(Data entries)
◇ ◇ ◇ ◇

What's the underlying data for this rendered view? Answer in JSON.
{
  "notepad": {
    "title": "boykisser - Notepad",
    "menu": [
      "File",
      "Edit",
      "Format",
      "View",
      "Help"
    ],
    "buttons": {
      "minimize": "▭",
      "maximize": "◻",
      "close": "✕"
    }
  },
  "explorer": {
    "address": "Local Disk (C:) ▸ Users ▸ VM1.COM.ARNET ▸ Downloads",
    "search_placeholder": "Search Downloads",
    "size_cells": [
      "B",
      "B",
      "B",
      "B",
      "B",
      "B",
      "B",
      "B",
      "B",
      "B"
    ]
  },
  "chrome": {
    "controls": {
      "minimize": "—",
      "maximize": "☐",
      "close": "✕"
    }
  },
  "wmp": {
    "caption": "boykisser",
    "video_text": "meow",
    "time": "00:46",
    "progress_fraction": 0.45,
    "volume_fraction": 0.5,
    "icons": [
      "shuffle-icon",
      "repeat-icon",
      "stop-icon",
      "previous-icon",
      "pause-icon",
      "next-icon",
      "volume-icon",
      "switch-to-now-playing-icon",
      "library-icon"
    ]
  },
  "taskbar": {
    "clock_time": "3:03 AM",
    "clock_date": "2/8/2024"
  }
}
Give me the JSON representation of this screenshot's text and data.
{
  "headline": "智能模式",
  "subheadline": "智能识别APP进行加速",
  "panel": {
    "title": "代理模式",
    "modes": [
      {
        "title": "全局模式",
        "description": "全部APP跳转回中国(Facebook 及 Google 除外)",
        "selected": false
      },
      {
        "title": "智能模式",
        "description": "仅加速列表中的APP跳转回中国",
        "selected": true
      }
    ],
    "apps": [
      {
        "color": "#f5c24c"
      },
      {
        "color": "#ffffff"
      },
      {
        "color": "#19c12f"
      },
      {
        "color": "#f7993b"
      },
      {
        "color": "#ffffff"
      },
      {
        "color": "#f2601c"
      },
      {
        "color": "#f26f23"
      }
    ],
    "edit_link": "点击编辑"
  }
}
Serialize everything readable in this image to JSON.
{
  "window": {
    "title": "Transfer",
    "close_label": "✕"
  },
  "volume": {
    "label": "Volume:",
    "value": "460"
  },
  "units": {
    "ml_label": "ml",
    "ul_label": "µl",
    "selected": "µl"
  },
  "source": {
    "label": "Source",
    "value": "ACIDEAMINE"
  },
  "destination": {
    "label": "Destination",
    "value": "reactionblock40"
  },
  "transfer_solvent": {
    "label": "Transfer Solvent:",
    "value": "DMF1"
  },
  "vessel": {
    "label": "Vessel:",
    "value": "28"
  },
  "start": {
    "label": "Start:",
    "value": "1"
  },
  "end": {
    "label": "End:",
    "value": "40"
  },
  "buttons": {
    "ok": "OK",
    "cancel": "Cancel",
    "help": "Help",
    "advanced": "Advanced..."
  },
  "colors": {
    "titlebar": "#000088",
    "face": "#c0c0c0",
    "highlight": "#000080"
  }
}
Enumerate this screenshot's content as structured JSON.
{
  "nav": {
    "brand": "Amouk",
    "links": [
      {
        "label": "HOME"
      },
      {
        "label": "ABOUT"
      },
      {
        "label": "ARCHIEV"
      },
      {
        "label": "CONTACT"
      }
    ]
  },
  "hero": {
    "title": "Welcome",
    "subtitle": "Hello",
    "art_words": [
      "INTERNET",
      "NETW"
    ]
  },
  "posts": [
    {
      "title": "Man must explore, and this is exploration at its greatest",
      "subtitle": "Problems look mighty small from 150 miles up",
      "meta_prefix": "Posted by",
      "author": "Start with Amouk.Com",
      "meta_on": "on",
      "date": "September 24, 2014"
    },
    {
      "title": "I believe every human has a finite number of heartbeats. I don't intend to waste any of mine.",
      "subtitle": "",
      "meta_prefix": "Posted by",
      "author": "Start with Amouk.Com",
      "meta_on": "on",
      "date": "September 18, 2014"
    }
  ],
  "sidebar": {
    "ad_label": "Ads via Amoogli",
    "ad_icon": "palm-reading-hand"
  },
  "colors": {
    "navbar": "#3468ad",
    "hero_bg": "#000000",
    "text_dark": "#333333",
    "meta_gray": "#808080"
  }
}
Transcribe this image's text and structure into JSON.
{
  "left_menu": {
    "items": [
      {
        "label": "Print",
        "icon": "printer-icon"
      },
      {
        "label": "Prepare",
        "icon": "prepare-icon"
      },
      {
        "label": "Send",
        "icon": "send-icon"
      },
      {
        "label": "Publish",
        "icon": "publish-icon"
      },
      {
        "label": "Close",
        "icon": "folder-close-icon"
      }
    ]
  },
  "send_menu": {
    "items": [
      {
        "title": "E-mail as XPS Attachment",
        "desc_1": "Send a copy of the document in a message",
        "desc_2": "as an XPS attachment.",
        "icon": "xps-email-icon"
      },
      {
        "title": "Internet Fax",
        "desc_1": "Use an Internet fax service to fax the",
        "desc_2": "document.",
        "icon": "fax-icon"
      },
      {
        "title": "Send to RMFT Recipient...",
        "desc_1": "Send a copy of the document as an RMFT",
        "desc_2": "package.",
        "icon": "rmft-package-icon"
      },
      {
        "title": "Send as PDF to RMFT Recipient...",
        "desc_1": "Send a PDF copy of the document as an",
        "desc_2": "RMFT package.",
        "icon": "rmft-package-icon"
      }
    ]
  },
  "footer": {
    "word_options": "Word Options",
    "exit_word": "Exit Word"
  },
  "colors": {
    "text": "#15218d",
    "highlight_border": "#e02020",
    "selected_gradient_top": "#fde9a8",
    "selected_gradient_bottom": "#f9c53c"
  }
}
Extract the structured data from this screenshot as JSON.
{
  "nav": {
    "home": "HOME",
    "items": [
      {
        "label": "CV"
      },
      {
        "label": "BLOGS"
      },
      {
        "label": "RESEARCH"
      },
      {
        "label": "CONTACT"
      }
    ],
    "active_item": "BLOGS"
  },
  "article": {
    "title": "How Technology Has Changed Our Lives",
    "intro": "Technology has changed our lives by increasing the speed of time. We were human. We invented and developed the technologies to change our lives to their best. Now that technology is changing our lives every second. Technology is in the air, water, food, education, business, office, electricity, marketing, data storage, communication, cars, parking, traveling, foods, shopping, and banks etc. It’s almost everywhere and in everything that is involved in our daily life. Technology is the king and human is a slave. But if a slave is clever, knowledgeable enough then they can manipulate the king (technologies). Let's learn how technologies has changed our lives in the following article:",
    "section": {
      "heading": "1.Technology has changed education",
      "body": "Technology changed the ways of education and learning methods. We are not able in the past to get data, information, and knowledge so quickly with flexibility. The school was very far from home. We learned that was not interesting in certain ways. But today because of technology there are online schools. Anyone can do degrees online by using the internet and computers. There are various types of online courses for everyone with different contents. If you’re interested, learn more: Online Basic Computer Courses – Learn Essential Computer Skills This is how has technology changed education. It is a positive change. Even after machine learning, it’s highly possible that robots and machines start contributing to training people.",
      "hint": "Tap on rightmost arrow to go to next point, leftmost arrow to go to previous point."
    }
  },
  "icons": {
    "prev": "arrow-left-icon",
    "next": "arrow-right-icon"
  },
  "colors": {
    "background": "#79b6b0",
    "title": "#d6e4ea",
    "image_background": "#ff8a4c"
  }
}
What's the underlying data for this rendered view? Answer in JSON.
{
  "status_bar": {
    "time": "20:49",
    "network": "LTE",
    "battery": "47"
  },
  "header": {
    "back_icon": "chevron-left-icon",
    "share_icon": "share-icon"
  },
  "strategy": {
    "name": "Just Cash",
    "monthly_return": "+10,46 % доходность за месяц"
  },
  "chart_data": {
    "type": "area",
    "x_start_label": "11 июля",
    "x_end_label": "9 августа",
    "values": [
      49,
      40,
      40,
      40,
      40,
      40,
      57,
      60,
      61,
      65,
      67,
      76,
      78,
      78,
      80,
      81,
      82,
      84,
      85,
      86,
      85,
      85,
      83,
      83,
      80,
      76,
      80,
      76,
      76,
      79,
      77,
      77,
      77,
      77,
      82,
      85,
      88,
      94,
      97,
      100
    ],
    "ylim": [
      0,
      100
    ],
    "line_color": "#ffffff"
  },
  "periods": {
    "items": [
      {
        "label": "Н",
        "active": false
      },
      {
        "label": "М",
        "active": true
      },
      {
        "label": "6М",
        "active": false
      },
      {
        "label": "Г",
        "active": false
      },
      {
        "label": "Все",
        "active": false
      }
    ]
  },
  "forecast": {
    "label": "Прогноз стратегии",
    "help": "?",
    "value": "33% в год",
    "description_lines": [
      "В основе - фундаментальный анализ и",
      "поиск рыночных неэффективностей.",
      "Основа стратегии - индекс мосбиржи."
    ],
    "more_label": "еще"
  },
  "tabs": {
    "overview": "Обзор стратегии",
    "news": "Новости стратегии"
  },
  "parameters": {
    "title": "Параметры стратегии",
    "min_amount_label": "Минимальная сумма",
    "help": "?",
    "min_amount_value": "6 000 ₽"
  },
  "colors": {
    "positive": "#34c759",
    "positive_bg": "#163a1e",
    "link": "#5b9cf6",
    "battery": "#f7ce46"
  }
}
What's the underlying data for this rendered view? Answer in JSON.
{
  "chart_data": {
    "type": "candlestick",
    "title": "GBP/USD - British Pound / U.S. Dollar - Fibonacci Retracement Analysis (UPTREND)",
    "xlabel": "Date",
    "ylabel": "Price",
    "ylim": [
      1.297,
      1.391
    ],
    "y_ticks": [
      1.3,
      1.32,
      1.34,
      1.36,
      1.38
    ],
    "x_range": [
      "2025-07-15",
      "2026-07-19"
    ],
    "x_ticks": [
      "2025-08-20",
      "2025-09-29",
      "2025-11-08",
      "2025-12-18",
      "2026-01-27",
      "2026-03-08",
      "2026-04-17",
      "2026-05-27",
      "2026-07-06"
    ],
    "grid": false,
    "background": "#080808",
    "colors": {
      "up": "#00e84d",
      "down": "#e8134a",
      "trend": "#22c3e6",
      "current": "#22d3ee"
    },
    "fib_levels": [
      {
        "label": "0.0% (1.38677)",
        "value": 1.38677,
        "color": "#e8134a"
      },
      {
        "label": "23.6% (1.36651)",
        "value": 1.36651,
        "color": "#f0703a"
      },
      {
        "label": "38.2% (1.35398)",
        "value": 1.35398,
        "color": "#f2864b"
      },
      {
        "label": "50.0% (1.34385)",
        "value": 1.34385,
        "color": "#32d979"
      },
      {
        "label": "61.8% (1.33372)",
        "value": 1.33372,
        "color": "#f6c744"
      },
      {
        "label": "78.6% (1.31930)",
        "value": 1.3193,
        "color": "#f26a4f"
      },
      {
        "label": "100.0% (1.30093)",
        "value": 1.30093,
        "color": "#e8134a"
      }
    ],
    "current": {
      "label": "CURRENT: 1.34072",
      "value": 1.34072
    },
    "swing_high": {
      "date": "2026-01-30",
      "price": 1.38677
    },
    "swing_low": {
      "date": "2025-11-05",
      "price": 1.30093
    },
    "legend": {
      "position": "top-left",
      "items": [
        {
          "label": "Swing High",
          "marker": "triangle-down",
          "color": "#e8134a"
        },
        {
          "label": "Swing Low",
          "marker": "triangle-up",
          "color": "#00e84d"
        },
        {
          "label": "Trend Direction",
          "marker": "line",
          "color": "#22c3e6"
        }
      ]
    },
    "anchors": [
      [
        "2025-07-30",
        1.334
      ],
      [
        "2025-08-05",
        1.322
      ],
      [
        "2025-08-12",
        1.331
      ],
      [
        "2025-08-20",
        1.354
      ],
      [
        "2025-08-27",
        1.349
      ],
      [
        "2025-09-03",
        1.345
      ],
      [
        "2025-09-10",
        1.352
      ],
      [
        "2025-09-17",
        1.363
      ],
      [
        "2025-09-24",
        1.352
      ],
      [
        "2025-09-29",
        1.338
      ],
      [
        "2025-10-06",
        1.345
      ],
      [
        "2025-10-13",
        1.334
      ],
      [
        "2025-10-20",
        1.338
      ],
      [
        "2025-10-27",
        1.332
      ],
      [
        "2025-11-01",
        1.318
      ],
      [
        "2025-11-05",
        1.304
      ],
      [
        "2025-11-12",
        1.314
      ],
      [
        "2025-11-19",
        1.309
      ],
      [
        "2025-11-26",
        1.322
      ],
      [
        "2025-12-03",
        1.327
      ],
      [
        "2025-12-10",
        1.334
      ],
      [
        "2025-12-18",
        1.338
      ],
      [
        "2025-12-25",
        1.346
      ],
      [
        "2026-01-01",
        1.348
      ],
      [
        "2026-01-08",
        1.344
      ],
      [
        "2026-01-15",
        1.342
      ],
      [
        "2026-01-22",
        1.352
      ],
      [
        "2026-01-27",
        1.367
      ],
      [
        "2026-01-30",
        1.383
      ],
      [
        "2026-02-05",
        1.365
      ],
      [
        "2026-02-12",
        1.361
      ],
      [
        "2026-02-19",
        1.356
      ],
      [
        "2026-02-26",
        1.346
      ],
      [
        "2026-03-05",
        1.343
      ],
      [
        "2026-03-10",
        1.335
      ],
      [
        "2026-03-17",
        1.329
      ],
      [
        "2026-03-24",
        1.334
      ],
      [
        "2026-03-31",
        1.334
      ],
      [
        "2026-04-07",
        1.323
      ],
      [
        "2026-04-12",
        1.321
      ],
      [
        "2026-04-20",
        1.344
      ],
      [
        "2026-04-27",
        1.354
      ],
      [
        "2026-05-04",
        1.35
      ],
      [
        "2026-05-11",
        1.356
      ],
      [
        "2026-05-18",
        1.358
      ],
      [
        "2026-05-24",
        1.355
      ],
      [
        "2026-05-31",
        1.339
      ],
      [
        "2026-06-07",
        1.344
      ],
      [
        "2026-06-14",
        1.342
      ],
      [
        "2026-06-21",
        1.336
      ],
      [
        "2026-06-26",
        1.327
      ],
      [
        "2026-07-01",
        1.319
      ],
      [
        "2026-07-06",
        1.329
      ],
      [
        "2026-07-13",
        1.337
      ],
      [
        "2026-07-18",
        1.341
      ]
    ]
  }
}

◇ ◇ ◇ ◇

SHORT PROBLEM:
Search the data above for the word "September", then gather each line in which it appears.

RESULT FOR THIS EXERCISE:
      "date": "September 24, 2014"
      "date": "September 18, 2014"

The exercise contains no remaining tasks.